Copy every line of the items below word for word, leaving the pictures out of your answer.

>> Start

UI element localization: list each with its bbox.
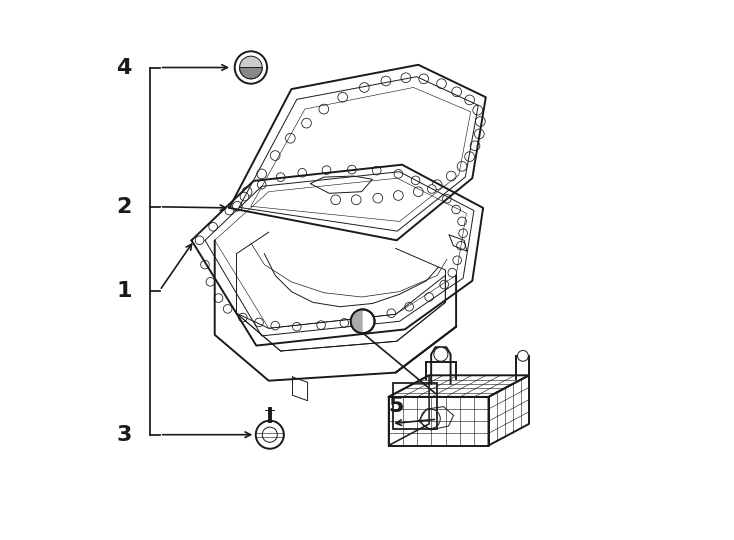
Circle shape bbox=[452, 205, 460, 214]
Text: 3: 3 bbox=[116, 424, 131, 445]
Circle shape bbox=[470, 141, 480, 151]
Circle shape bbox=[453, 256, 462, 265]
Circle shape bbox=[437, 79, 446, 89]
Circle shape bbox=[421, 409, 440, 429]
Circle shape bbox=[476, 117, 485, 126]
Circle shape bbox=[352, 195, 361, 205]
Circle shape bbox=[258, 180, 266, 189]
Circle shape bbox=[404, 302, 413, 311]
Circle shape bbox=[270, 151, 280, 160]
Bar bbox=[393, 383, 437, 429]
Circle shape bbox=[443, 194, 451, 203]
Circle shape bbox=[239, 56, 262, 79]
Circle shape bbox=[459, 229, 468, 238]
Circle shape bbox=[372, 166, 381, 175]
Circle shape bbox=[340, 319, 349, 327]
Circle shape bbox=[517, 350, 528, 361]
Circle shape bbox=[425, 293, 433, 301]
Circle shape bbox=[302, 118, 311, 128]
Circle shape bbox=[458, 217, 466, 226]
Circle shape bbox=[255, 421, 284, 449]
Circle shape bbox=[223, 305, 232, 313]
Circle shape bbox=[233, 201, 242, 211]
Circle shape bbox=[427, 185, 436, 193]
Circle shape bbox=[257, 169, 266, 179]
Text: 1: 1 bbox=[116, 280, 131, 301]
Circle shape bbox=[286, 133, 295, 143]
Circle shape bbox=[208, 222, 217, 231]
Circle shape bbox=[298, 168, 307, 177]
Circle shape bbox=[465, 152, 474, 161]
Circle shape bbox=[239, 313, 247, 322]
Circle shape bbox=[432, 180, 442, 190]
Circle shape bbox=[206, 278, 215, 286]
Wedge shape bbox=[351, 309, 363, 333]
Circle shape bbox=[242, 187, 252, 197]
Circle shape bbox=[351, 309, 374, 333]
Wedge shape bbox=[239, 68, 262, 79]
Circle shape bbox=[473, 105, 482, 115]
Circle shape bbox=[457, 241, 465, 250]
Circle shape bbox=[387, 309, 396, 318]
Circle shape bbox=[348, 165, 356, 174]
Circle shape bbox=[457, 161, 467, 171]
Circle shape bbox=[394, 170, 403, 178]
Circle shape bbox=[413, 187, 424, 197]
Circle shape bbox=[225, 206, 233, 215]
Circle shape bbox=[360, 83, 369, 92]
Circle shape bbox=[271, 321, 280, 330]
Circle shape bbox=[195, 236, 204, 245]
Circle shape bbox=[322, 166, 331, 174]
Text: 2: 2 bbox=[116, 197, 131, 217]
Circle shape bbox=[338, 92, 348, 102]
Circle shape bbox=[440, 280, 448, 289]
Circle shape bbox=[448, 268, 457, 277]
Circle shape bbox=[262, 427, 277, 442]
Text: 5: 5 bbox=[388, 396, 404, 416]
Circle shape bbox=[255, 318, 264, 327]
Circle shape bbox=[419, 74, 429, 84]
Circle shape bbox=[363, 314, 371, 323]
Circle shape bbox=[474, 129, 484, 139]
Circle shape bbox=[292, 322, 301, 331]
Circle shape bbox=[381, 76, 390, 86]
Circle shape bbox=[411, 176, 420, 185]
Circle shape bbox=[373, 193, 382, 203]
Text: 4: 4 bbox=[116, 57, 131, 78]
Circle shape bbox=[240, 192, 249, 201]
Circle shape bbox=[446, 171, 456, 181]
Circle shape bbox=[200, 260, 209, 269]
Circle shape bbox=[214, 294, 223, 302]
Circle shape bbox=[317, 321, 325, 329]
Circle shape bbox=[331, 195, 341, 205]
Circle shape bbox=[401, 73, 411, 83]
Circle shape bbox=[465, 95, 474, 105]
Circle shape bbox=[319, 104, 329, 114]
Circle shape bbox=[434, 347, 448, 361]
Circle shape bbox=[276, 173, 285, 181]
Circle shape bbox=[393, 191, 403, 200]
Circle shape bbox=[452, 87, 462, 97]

>> End

■ **Result**
UI element localization: list each with its bbox.
Circle shape bbox=[452, 205, 460, 214]
Text: 3: 3 bbox=[116, 424, 131, 445]
Circle shape bbox=[470, 141, 480, 151]
Circle shape bbox=[453, 256, 462, 265]
Circle shape bbox=[437, 79, 446, 89]
Circle shape bbox=[421, 409, 440, 429]
Circle shape bbox=[476, 117, 485, 126]
Circle shape bbox=[352, 195, 361, 205]
Circle shape bbox=[258, 180, 266, 189]
Circle shape bbox=[404, 302, 413, 311]
Circle shape bbox=[270, 151, 280, 160]
Bar bbox=[393, 383, 437, 429]
Circle shape bbox=[443, 194, 451, 203]
Circle shape bbox=[239, 56, 262, 79]
Circle shape bbox=[459, 229, 468, 238]
Circle shape bbox=[372, 166, 381, 175]
Circle shape bbox=[340, 319, 349, 327]
Circle shape bbox=[517, 350, 528, 361]
Circle shape bbox=[425, 293, 433, 301]
Circle shape bbox=[302, 118, 311, 128]
Circle shape bbox=[458, 217, 466, 226]
Circle shape bbox=[255, 421, 284, 449]
Circle shape bbox=[223, 305, 232, 313]
Circle shape bbox=[233, 201, 242, 211]
Circle shape bbox=[427, 185, 436, 193]
Circle shape bbox=[257, 169, 266, 179]
Text: 1: 1 bbox=[116, 280, 131, 301]
Circle shape bbox=[286, 133, 295, 143]
Circle shape bbox=[208, 222, 217, 231]
Circle shape bbox=[298, 168, 307, 177]
Circle shape bbox=[465, 152, 474, 161]
Circle shape bbox=[239, 313, 247, 322]
Circle shape bbox=[432, 180, 442, 190]
Circle shape bbox=[206, 278, 215, 286]
Wedge shape bbox=[351, 309, 363, 333]
Circle shape bbox=[242, 187, 252, 197]
Circle shape bbox=[351, 309, 374, 333]
Wedge shape bbox=[239, 68, 262, 79]
Circle shape bbox=[473, 105, 482, 115]
Circle shape bbox=[457, 241, 465, 250]
Circle shape bbox=[387, 309, 396, 318]
Circle shape bbox=[348, 165, 356, 174]
Circle shape bbox=[457, 161, 467, 171]
Circle shape bbox=[394, 170, 403, 178]
Circle shape bbox=[413, 187, 424, 197]
Circle shape bbox=[225, 206, 233, 215]
Circle shape bbox=[360, 83, 369, 92]
Circle shape bbox=[271, 321, 280, 330]
Circle shape bbox=[195, 236, 204, 245]
Circle shape bbox=[322, 166, 331, 174]
Text: 2: 2 bbox=[116, 197, 131, 217]
Circle shape bbox=[338, 92, 348, 102]
Circle shape bbox=[440, 280, 448, 289]
Circle shape bbox=[448, 268, 457, 277]
Circle shape bbox=[262, 427, 277, 442]
Text: 5: 5 bbox=[388, 396, 404, 416]
Circle shape bbox=[255, 318, 264, 327]
Circle shape bbox=[419, 74, 429, 84]
Circle shape bbox=[363, 314, 371, 323]
Circle shape bbox=[474, 129, 484, 139]
Circle shape bbox=[292, 322, 301, 331]
Circle shape bbox=[381, 76, 390, 86]
Circle shape bbox=[411, 176, 420, 185]
Circle shape bbox=[373, 193, 382, 203]
Text: 4: 4 bbox=[116, 57, 131, 78]
Circle shape bbox=[240, 192, 249, 201]
Circle shape bbox=[446, 171, 456, 181]
Circle shape bbox=[200, 260, 209, 269]
Circle shape bbox=[214, 294, 223, 302]
Circle shape bbox=[317, 321, 325, 329]
Circle shape bbox=[331, 195, 341, 205]
Circle shape bbox=[401, 73, 411, 83]
Circle shape bbox=[465, 95, 474, 105]
Circle shape bbox=[319, 104, 329, 114]
Circle shape bbox=[434, 347, 448, 361]
Circle shape bbox=[276, 173, 285, 181]
Circle shape bbox=[393, 191, 403, 200]
Circle shape bbox=[452, 87, 462, 97]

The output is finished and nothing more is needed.